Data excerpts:

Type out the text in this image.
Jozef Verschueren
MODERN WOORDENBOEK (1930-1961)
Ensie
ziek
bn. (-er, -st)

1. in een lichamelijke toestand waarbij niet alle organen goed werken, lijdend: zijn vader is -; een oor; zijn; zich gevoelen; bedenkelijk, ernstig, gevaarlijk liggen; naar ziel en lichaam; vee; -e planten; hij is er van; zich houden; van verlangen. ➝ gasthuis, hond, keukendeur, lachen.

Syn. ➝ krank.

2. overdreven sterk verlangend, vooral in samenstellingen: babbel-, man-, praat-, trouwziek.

==

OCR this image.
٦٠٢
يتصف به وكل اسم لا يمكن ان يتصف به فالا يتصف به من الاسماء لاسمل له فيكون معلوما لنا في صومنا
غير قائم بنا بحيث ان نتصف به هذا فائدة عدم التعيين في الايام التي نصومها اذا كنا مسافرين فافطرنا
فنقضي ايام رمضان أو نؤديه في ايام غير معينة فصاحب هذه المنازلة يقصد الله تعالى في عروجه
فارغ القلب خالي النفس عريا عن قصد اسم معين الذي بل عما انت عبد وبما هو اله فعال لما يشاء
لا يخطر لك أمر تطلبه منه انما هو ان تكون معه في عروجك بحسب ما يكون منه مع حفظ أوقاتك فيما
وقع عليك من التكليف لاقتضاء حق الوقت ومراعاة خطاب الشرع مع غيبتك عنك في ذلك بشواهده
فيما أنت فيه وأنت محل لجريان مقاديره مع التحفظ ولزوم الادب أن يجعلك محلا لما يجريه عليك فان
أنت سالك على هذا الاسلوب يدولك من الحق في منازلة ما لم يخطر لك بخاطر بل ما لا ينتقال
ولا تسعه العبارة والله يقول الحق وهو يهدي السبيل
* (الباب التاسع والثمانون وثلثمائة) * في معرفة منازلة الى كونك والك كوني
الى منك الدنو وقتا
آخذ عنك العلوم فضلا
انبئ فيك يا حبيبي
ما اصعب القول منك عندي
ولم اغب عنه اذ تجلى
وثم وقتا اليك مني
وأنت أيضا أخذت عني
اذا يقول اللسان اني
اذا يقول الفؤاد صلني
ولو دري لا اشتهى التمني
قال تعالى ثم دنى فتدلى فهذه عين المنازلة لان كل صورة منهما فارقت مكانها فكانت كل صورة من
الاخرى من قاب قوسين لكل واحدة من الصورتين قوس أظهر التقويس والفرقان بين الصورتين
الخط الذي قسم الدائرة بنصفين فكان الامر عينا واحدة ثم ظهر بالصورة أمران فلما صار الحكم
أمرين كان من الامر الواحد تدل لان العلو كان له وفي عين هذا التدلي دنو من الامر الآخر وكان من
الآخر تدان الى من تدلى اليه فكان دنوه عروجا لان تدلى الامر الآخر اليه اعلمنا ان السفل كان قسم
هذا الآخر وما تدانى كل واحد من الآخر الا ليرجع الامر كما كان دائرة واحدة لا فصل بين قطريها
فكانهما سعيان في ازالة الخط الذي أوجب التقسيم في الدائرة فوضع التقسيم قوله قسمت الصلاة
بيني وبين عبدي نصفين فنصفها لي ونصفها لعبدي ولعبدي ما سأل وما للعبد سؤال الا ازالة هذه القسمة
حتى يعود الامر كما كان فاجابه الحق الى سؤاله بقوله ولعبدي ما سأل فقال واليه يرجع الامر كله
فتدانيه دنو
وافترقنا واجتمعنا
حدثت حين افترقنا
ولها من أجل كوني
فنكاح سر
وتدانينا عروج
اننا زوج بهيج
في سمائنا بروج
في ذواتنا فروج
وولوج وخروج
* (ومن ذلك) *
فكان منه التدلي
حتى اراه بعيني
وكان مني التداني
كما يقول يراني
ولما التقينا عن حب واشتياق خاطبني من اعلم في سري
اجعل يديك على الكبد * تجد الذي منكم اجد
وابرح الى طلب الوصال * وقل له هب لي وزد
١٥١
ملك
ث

--

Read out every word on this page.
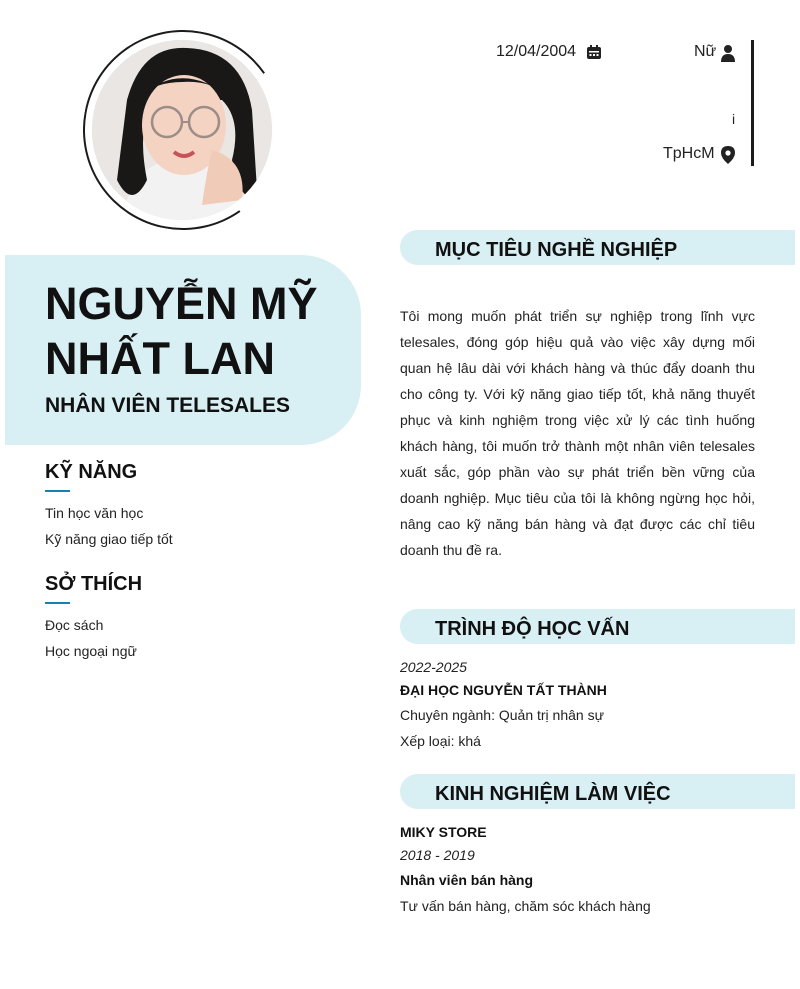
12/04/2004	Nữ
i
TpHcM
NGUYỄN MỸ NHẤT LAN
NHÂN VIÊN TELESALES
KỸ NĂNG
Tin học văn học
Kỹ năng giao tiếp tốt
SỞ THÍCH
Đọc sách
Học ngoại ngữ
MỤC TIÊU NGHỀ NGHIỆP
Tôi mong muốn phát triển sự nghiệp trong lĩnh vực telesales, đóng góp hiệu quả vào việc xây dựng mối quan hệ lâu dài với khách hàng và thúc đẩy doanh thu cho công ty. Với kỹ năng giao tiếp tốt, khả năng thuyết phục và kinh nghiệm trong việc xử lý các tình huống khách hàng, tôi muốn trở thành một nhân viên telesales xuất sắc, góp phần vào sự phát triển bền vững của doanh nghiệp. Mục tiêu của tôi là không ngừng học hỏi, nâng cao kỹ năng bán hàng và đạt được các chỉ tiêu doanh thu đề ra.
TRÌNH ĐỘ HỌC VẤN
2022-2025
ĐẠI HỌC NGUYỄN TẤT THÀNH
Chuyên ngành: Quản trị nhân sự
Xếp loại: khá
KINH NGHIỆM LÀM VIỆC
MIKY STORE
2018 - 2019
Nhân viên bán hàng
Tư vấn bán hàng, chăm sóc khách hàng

■ Given request
Return each line in the records that holds the string "تعالى".

■ Result
فنقضي ايام رمضان أو نؤديه في ايام غير معينة فصاحب هذه المنازلة يقصد الله تعالى في عروجه
قال تعالى ثم دنى فتدلى فهذه عين المنازلة لان كل صورة منهما فارقت مكانها فكانت كل صورة من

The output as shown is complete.